> Task requirements
Scan the data below for the string "value". Show every line where it turns up.

> Given information
+++

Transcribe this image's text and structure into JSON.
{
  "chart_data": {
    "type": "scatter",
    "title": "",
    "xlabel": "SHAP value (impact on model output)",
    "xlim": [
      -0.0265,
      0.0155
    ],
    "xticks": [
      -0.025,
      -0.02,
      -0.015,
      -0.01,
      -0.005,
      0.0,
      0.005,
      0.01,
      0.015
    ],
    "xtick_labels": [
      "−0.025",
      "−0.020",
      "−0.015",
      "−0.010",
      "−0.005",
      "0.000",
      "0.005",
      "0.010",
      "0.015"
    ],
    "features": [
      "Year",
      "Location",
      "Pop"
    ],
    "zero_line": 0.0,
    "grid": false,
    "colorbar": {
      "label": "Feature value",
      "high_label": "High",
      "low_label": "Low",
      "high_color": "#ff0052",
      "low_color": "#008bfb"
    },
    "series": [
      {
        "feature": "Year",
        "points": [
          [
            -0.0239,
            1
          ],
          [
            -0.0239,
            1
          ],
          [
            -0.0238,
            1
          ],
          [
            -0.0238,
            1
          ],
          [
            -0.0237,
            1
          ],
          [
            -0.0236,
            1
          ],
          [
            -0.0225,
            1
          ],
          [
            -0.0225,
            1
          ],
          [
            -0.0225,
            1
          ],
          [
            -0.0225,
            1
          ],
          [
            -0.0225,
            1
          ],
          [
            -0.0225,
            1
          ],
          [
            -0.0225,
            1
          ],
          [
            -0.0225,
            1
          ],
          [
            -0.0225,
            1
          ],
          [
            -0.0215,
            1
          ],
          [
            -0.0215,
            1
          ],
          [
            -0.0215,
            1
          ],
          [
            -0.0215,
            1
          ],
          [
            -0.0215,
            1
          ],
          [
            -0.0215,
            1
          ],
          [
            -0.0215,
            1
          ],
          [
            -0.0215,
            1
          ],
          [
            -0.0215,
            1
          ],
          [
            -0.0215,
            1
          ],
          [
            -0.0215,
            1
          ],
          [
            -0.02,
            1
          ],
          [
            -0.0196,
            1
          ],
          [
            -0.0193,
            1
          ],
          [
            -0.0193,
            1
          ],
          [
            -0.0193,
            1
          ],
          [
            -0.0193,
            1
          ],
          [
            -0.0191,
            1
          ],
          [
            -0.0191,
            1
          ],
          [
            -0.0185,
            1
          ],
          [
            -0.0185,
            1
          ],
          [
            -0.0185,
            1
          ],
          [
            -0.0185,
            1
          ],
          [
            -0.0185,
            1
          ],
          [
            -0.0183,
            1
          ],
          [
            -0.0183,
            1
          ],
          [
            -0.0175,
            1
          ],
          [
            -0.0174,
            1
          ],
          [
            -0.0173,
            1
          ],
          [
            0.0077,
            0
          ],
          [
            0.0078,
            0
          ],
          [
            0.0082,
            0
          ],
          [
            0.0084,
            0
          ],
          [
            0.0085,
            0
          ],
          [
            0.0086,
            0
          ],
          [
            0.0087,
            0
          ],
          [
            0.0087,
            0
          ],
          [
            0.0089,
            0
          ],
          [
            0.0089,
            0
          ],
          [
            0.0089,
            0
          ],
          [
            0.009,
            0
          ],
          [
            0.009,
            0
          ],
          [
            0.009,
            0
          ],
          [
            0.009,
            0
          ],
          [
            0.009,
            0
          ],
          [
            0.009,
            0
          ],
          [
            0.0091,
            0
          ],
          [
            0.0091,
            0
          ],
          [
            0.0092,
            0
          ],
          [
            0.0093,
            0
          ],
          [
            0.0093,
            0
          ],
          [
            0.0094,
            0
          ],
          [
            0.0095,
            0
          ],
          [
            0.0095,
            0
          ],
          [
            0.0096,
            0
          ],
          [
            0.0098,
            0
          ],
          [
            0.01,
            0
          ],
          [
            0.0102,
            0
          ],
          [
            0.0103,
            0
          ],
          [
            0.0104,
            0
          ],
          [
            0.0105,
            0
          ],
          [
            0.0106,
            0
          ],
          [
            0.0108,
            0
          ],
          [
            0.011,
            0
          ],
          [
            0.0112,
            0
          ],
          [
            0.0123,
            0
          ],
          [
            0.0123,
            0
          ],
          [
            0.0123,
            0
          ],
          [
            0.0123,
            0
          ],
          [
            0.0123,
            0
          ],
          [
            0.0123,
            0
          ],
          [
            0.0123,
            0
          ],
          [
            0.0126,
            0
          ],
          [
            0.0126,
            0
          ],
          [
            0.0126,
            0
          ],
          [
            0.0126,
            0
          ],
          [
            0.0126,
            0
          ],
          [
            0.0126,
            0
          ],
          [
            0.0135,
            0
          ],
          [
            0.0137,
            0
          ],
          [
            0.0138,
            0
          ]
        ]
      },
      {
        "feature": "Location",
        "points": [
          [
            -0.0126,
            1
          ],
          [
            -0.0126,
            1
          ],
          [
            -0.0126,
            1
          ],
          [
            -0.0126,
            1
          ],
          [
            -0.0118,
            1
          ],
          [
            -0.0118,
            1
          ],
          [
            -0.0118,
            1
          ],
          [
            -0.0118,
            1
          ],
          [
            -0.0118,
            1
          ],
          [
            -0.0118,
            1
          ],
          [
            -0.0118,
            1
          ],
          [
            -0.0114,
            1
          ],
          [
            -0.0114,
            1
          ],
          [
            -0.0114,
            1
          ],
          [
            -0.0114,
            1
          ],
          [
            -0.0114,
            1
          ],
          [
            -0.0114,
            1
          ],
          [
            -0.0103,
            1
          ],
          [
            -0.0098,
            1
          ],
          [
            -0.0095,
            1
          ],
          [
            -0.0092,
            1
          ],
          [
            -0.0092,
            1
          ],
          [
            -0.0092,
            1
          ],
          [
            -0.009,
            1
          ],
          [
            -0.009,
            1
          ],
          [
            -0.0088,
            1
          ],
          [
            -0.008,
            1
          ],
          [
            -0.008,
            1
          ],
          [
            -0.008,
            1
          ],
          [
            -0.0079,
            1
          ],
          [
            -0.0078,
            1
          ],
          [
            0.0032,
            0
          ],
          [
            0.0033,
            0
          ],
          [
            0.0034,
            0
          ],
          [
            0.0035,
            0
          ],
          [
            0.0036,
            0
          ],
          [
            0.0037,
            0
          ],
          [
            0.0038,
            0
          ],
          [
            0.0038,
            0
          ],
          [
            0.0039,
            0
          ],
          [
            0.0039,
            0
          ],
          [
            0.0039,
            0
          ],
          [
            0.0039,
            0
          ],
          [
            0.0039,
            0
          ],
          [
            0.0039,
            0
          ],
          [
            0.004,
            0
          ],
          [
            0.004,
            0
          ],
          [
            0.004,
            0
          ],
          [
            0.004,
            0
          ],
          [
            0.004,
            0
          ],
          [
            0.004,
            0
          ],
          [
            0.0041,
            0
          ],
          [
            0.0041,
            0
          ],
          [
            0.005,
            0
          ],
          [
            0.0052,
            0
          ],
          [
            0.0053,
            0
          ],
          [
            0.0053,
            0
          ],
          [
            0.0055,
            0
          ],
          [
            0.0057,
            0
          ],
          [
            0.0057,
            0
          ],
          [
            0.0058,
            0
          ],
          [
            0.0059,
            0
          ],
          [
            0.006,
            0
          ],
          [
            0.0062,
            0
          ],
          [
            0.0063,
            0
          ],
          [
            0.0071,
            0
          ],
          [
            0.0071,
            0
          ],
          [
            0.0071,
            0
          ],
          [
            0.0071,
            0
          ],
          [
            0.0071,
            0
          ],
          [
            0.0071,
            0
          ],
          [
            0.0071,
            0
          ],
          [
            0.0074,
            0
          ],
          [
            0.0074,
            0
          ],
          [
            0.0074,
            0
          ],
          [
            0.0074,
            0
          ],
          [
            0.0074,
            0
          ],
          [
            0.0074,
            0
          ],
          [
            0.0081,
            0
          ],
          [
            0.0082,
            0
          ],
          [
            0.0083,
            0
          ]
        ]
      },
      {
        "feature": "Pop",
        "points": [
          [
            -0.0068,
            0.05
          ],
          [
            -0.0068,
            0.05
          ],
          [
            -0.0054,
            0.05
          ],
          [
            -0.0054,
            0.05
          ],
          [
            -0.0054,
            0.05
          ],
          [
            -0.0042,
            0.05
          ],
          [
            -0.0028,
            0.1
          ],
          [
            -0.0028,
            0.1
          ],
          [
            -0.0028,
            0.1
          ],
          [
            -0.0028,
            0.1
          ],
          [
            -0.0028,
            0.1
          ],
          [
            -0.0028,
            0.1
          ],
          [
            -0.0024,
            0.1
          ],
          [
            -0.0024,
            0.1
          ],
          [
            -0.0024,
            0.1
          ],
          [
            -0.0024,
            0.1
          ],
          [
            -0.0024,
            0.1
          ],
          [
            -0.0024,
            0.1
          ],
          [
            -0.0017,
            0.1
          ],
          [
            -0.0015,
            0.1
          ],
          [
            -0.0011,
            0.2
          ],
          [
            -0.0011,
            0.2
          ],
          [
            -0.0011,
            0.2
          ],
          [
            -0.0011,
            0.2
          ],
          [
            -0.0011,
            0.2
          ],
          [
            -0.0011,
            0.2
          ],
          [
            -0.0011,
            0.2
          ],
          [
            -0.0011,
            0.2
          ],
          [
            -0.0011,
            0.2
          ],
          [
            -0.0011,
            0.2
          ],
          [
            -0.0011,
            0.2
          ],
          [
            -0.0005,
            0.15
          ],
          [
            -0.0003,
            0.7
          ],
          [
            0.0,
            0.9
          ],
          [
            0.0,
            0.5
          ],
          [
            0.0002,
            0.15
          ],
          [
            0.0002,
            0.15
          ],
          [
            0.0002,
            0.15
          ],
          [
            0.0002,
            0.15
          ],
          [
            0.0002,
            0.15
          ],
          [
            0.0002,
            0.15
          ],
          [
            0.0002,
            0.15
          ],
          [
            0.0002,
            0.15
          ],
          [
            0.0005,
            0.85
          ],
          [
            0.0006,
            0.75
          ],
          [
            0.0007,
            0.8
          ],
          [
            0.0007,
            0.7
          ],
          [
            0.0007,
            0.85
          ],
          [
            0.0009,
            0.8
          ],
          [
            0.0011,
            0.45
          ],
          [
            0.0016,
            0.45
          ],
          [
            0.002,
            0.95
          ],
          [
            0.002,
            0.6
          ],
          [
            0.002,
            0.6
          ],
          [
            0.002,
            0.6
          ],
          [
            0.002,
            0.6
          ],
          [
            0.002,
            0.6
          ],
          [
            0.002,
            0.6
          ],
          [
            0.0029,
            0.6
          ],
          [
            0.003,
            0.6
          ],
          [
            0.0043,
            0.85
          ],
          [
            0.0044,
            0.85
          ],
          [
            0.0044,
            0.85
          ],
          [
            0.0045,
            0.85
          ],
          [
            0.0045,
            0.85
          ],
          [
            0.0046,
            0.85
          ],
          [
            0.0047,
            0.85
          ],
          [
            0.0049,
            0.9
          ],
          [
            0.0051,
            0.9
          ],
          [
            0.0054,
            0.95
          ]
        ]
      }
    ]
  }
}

+++

> Finished task
    "xlabel": "SHAP value (impact on model output)",
      "label": "Feature value",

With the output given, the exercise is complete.